Exercise data:
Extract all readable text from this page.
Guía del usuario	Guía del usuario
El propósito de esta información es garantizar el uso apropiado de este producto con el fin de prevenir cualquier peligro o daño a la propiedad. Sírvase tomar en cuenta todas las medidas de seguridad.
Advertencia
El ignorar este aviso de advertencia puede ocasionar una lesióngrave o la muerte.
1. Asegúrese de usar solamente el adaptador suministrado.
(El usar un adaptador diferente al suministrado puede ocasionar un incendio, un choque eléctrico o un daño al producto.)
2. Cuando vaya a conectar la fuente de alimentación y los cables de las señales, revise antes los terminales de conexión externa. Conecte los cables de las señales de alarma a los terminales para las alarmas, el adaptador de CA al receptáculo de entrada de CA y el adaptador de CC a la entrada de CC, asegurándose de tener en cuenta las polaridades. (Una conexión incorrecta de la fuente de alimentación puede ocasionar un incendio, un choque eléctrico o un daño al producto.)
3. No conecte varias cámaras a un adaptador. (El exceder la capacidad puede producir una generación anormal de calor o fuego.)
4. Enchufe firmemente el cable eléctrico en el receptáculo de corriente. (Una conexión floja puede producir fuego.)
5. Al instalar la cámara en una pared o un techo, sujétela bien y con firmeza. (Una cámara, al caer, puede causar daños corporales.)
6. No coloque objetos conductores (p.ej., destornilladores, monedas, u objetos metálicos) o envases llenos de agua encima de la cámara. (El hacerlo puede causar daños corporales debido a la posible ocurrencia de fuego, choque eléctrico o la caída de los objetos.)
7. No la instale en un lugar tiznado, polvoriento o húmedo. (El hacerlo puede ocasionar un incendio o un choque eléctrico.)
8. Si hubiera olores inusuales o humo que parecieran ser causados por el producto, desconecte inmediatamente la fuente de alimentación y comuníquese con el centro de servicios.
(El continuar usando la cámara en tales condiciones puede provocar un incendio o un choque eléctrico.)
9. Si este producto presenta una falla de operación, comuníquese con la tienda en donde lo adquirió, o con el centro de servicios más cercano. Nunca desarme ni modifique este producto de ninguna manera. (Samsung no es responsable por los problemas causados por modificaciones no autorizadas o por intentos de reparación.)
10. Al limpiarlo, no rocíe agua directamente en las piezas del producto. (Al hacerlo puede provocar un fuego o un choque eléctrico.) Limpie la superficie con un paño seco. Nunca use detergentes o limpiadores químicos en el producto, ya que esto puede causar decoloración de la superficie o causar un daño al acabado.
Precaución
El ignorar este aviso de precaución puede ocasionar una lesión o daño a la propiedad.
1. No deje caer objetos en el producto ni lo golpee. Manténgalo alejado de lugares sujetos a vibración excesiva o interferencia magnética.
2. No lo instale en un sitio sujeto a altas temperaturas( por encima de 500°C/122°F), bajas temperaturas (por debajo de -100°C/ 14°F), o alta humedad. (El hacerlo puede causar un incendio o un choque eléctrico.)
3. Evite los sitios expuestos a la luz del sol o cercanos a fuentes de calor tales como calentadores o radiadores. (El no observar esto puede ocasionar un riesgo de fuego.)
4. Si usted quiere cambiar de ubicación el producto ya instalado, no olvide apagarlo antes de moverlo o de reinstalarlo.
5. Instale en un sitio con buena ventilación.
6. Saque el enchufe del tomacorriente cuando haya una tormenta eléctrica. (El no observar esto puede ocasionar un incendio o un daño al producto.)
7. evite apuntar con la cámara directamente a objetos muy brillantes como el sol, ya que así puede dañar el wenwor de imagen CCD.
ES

---

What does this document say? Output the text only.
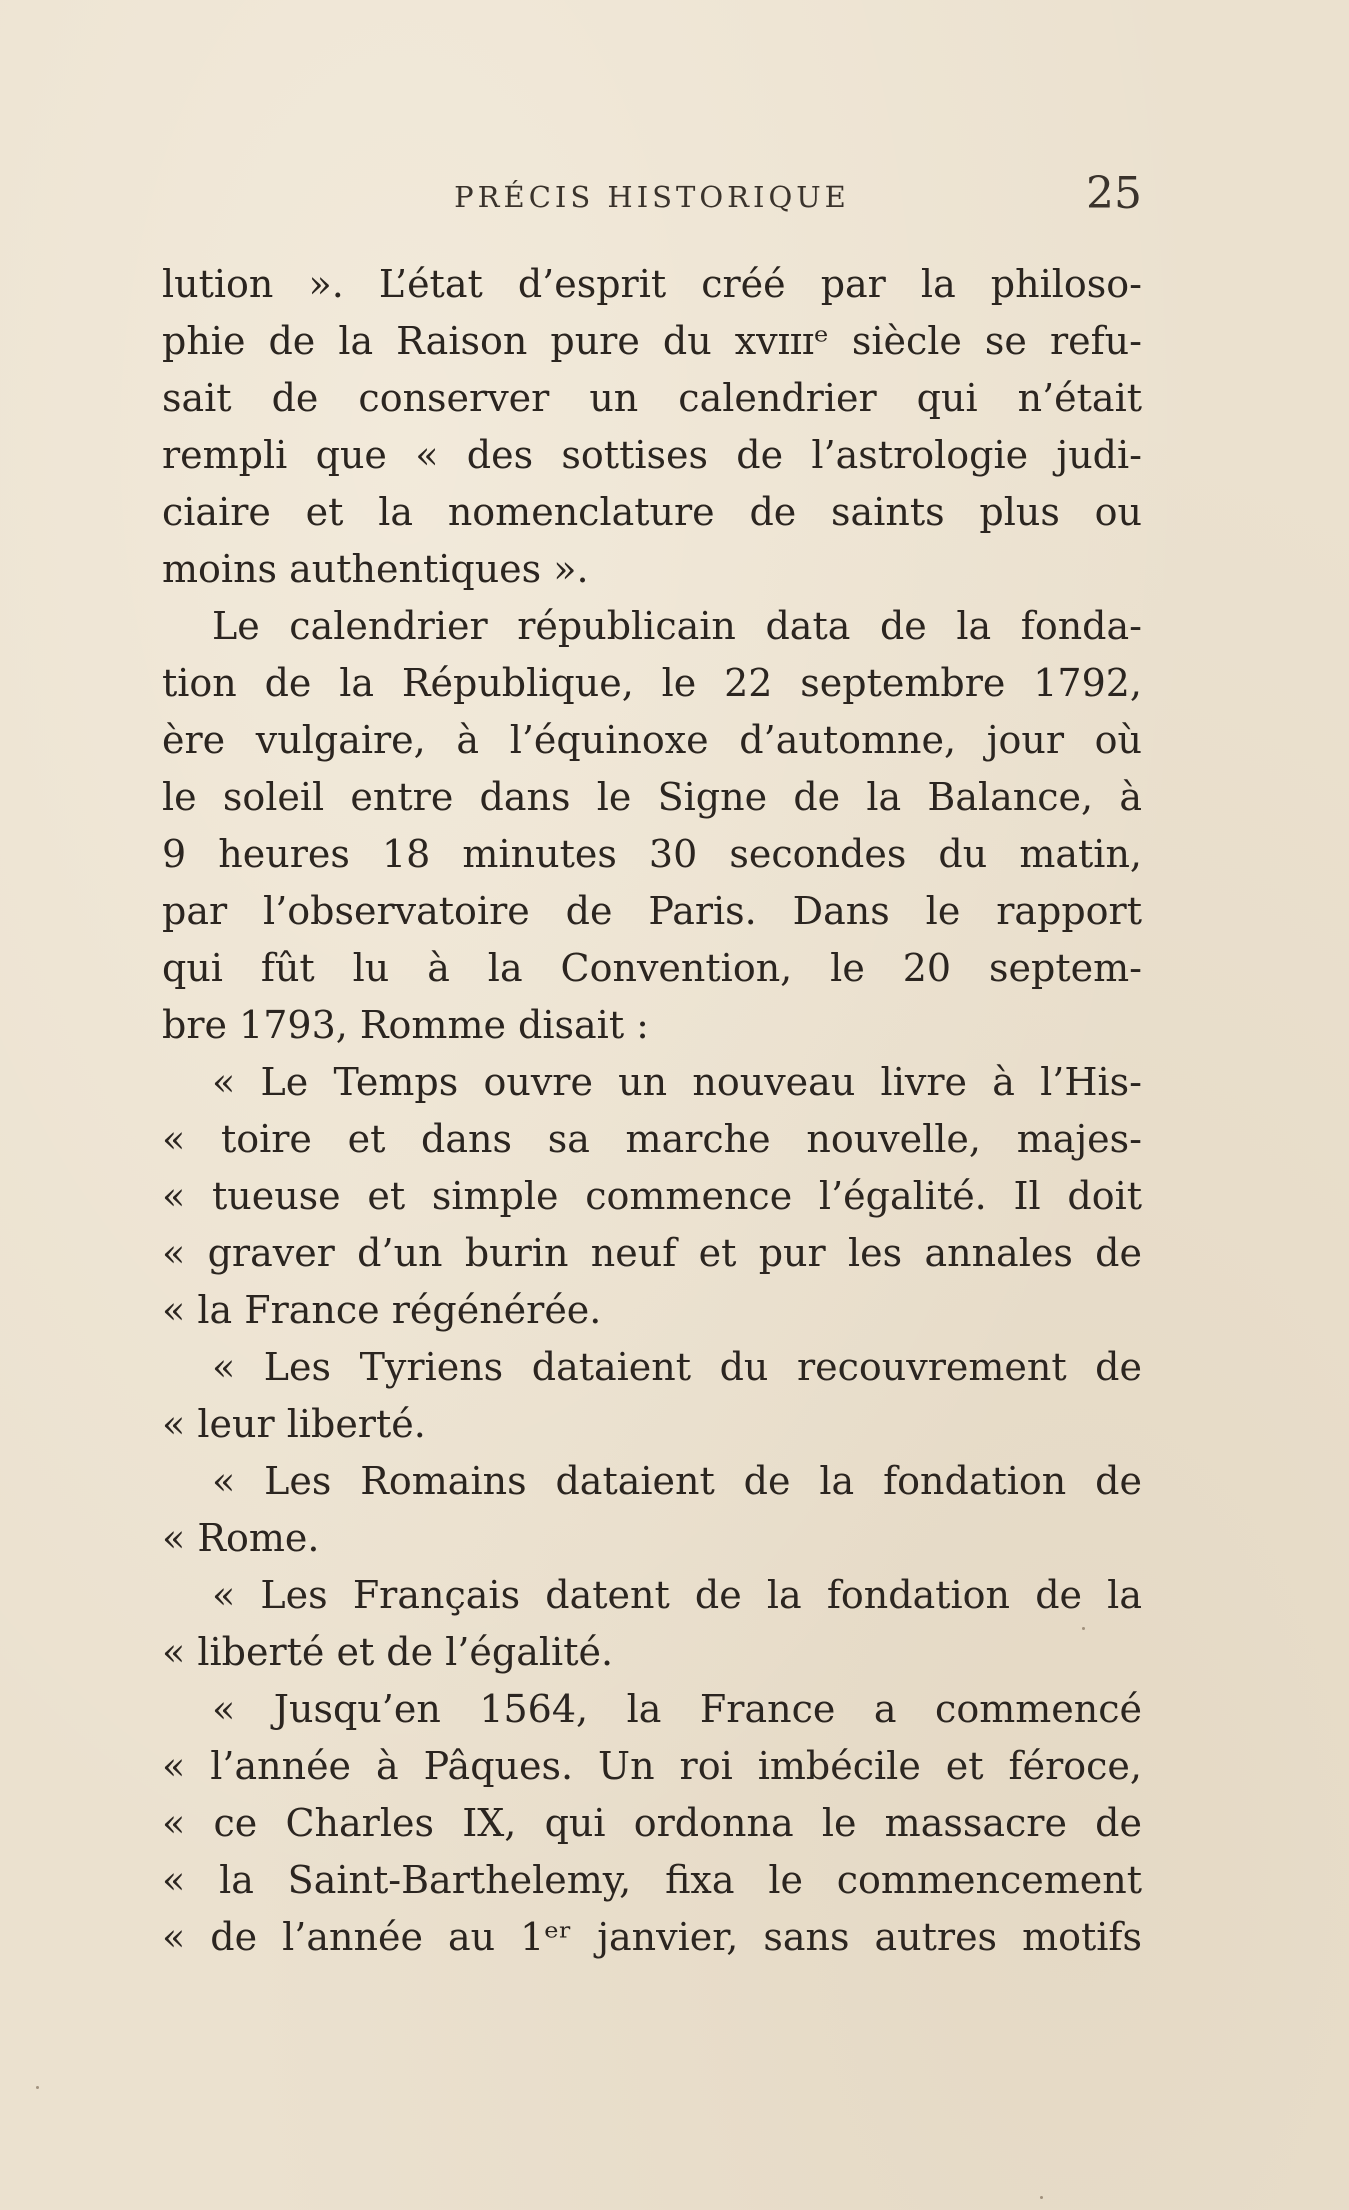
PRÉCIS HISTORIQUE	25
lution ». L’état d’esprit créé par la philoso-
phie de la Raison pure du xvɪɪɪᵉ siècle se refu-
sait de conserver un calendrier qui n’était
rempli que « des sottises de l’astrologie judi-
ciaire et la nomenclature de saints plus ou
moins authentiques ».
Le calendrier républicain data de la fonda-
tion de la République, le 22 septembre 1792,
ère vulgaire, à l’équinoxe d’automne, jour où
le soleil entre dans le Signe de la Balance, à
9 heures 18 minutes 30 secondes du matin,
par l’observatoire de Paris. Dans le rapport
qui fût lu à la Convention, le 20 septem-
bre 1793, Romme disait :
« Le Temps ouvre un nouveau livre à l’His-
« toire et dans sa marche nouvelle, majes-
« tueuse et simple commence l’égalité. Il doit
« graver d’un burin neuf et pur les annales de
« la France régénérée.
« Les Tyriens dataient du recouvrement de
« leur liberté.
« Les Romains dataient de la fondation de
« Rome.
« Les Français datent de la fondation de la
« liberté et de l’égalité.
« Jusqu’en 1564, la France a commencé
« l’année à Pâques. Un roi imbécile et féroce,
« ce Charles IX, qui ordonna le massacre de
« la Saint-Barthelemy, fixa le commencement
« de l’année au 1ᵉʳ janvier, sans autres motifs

==

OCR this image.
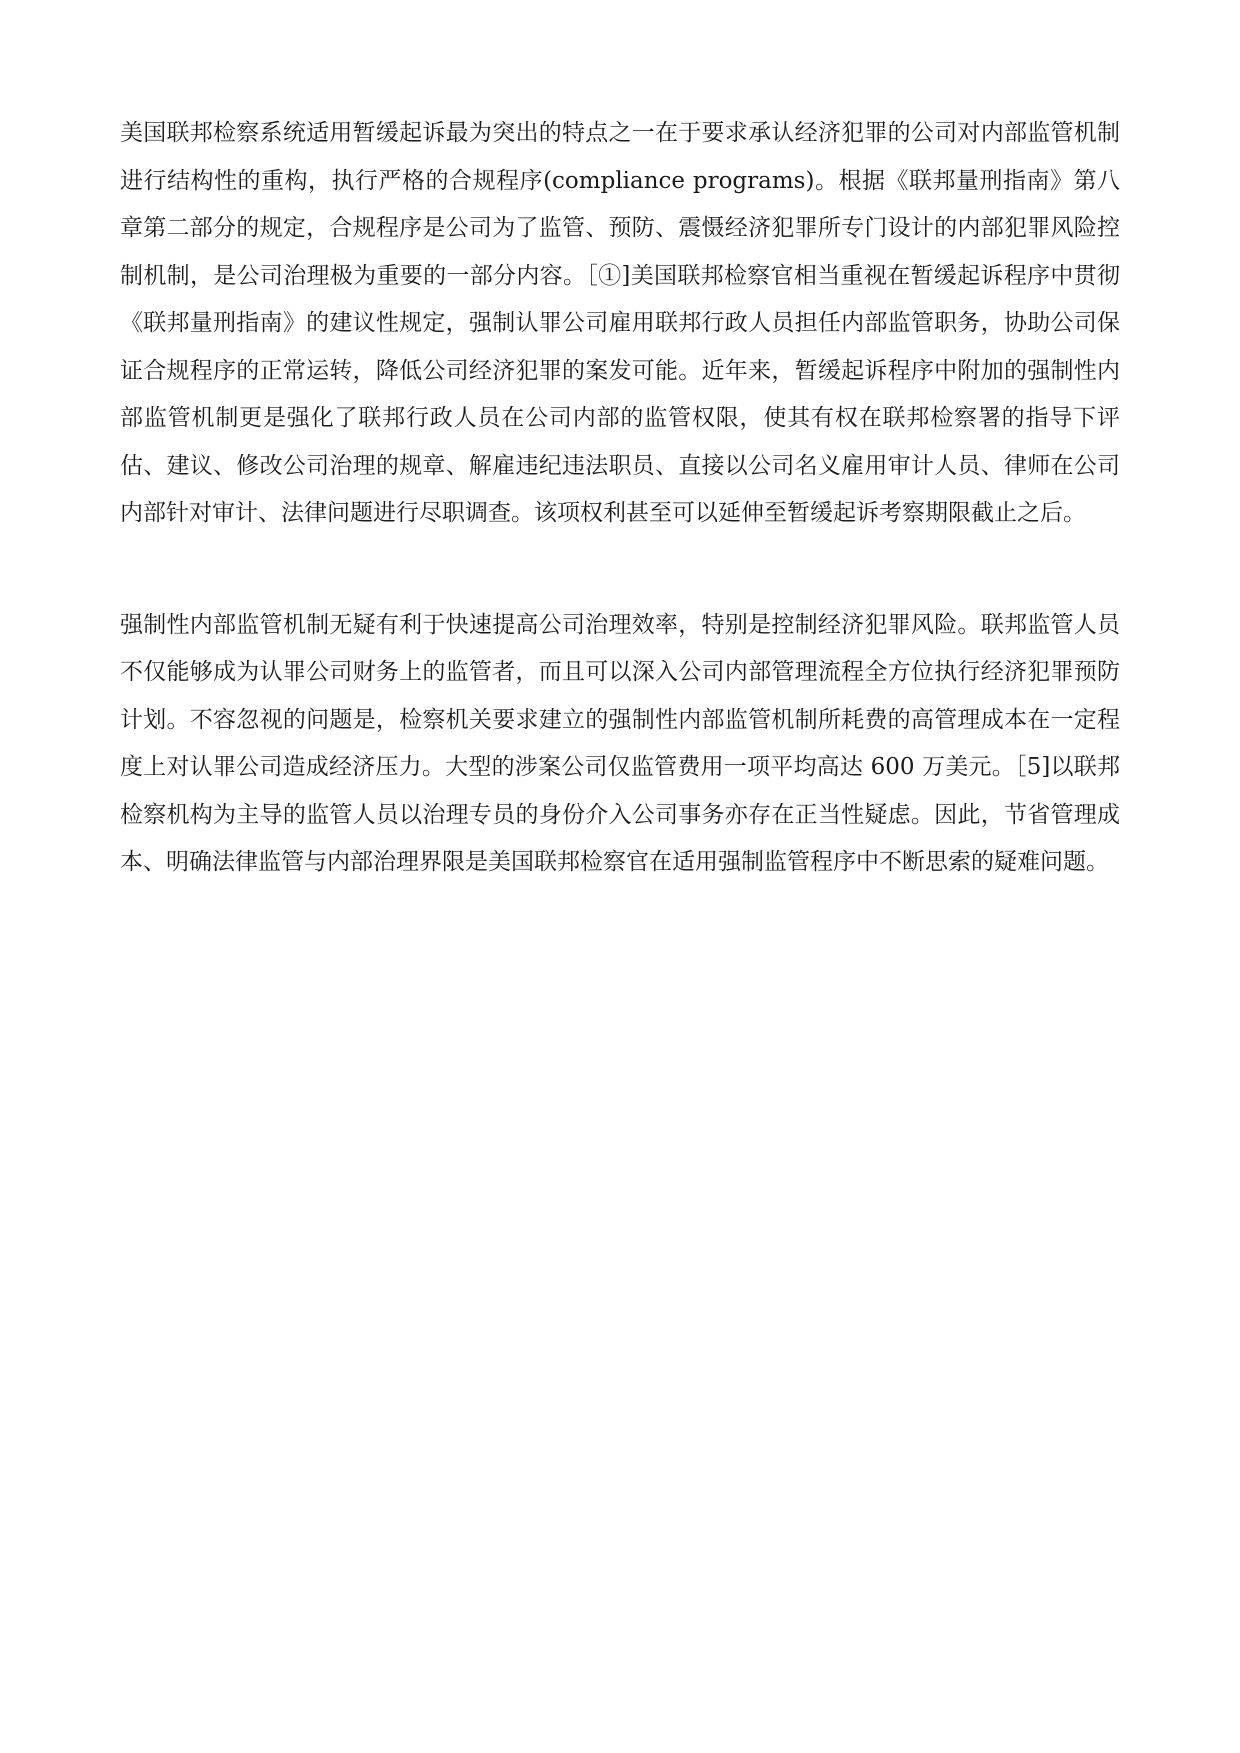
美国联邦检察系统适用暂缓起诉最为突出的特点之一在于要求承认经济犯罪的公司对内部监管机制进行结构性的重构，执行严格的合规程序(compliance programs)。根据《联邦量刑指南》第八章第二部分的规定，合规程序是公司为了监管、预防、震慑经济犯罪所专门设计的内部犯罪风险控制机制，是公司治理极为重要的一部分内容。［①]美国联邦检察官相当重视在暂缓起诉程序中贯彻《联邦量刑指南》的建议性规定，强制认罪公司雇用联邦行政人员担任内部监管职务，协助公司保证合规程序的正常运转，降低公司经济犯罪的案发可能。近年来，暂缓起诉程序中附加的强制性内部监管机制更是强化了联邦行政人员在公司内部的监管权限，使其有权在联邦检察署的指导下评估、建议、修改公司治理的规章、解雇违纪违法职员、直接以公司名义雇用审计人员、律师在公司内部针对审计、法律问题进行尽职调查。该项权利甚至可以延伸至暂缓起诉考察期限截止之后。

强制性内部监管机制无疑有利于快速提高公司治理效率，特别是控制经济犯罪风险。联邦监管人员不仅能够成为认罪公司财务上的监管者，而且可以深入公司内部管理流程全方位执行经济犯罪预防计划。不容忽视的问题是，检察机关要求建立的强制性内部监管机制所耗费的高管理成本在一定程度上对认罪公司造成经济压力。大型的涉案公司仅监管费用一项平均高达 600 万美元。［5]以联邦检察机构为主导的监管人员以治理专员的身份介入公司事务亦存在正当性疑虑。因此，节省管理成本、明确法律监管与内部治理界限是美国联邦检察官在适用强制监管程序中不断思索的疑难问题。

Short problem:
Copy all lines from the entries that contain the word "calor".

Exercise response:
3. No conecte varias cámaras a un adaptador. (El exceder la capacidad puede producir una generación anormal de calor o fuego.)
3. Evite los sitios expuestos a la luz del sol o cercanos a fuentes de calor tales como calentadores o radiadores. (El no observar esto puede ocasionar un riesgo de fuego.)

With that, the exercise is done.